_INPUT_.
## Begin

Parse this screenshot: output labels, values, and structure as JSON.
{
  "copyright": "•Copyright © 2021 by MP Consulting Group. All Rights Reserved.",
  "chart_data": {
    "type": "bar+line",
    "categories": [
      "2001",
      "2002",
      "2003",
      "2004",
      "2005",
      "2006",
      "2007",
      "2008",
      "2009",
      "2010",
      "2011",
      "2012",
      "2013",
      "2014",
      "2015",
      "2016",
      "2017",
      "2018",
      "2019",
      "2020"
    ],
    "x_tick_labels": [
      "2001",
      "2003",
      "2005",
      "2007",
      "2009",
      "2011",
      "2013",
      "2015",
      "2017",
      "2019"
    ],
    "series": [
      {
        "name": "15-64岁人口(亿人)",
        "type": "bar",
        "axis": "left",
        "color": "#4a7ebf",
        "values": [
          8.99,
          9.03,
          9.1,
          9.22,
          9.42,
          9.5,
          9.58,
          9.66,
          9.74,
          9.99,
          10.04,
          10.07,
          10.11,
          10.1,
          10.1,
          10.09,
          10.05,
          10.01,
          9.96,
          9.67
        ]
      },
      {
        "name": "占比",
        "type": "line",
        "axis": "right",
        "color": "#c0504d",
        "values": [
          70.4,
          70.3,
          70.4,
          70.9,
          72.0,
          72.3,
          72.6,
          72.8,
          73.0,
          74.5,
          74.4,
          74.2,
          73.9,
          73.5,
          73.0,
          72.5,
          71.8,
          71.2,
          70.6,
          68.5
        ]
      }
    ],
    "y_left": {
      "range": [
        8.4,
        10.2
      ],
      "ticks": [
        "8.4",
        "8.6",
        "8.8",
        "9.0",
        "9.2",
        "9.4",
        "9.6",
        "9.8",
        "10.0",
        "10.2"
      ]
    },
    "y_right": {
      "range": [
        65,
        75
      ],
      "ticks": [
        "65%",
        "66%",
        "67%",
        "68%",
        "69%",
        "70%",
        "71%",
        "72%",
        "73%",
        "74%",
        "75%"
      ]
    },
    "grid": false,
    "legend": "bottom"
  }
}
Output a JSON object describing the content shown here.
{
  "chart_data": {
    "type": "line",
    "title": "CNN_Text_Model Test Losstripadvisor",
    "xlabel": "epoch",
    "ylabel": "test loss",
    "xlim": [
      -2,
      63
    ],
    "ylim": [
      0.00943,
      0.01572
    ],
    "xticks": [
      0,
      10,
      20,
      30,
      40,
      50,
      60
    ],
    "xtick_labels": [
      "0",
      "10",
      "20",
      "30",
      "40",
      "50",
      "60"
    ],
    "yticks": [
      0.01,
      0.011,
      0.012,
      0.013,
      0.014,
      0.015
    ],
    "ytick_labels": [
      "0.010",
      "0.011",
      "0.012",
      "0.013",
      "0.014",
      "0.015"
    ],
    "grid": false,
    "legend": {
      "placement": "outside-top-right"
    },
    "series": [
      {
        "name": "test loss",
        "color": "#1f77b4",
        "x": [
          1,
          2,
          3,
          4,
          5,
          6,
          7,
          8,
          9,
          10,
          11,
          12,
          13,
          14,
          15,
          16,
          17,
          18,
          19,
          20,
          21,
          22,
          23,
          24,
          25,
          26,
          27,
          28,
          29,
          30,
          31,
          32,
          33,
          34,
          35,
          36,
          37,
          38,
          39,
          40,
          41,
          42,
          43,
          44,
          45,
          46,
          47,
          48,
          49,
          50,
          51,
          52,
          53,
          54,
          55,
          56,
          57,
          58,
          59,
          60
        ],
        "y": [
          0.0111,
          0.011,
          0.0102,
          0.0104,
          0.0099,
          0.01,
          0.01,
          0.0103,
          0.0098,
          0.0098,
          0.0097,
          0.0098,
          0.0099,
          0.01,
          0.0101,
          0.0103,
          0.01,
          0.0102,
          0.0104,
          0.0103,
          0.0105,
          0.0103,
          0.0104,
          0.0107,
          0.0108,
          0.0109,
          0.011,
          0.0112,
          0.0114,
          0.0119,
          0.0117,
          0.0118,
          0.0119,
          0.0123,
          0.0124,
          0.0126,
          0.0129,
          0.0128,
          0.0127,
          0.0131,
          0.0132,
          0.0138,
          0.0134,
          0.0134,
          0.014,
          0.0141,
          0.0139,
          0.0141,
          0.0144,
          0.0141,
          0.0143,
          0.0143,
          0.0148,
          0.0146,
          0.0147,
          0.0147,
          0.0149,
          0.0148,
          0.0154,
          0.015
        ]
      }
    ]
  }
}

## End

_SHORT EXERCISE_.
Produce an exact copy of all the records.

_EXERCISE SOLUTION_.
Parse this screenshot: output labels, values, and structure as JSON.
{
  "copyright": "•Copyright © 2021 by MP Consulting Group. All Rights Reserved.",
  "chart_data": {
    "type": "bar+line",
    "categories": [
      "2001",
      "2002",
      "2003",
      "2004",
      "2005",
      "2006",
      "2007",
      "2008",
      "2009",
      "2010",
      "2011",
      "2012",
      "2013",
      "2014",
      "2015",
      "2016",
      "2017",
      "2018",
      "2019",
      "2020"
    ],
    "x_tick_labels": [
      "2001",
      "2003",
      "2005",
      "2007",
      "2009",
      "2011",
      "2013",
      "2015",
      "2017",
      "2019"
    ],
    "series": [
      {
        "name": "15-64岁人口(亿人)",
        "type": "bar",
        "axis": "left",
        "color": "#4a7ebf",
        "values": [
          8.99,
          9.03,
          9.1,
          9.22,
          9.42,
          9.5,
          9.58,
          9.66,
          9.74,
          9.99,
          10.04,
          10.07,
          10.11,
          10.1,
          10.1,
          10.09,
          10.05,
          10.01,
          9.96,
          9.67
        ]
      },
      {
        "name": "占比",
        "type": "line",
        "axis": "right",
        "color": "#c0504d",
        "values": [
          70.4,
          70.3,
          70.4,
          70.9,
          72.0,
          72.3,
          72.6,
          72.8,
          73.0,
          74.5,
          74.4,
          74.2,
          73.9,
          73.5,
          73.0,
          72.5,
          71.8,
          71.2,
          70.6,
          68.5
        ]
      }
    ],
    "y_left": {
      "range": [
        8.4,
        10.2
      ],
      "ticks": [
        "8.4",
        "8.6",
        "8.8",
        "9.0",
        "9.2",
        "9.4",
        "9.6",
        "9.8",
        "10.0",
        "10.2"
      ]
    },
    "y_right": {
      "range": [
        65,
        75
      ],
      "ticks": [
        "65%",
        "66%",
        "67%",
        "68%",
        "69%",
        "70%",
        "71%",
        "72%",
        "73%",
        "74%",
        "75%"
      ]
    },
    "grid": false,
    "legend": "bottom"
  }
}
Output a JSON object describing the content shown here.
{
  "chart_data": {
    "type": "line",
    "title": "CNN_Text_Model Test Losstripadvisor",
    "xlabel": "epoch",
    "ylabel": "test loss",
    "xlim": [
      -2,
      63
    ],
    "ylim": [
      0.00943,
      0.01572
    ],
    "xticks": [
      0,
      10,
      20,
      30,
      40,
      50,
      60
    ],
    "xtick_labels": [
      "0",
      "10",
      "20",
      "30",
      "40",
      "50",
      "60"
    ],
    "yticks": [
      0.01,
      0.011,
      0.012,
      0.013,
      0.014,
      0.015
    ],
    "ytick_labels": [
      "0.010",
      "0.011",
      "0.012",
      "0.013",
      "0.014",
      "0.015"
    ],
    "grid": false,
    "legend": {
      "placement": "outside-top-right"
    },
    "series": [
      {
        "name": "test loss",
        "color": "#1f77b4",
        "x": [
          1,
          2,
          3,
          4,
          5,
          6,
          7,
          8,
          9,
          10,
          11,
          12,
          13,
          14,
          15,
          16,
          17,
          18,
          19,
          20,
          21,
          22,
          23,
          24,
          25,
          26,
          27,
          28,
          29,
          30,
          31,
          32,
          33,
          34,
          35,
          36,
          37,
          38,
          39,
          40,
          41,
          42,
          43,
          44,
          45,
          46,
          47,
          48,
          49,
          50,
          51,
          52,
          53,
          54,
          55,
          56,
          57,
          58,
          59,
          60
        ],
        "y": [
          0.0111,
          0.011,
          0.0102,
          0.0104,
          0.0099,
          0.01,
          0.01,
          0.0103,
          0.0098,
          0.0098,
          0.0097,
          0.0098,
          0.0099,
          0.01,
          0.0101,
          0.0103,
          0.01,
          0.0102,
          0.0104,
          0.0103,
          0.0105,
          0.0103,
          0.0104,
          0.0107,
          0.0108,
          0.0109,
          0.011,
          0.0112,
          0.0114,
          0.0119,
          0.0117,
          0.0118,
          0.0119,
          0.0123,
          0.0124,
          0.0126,
          0.0129,
          0.0128,
          0.0127,
          0.0131,
          0.0132,
          0.0138,
          0.0134,
          0.0134,
          0.014,
          0.0141,
          0.0139,
          0.0141,
          0.0144,
          0.0141,
          0.0143,
          0.0143,
          0.0148,
          0.0146,
          0.0147,
          0.0147,
          0.0149,
          0.0148,
          0.0154,
          0.015
        ]
      }
    ]
  }
}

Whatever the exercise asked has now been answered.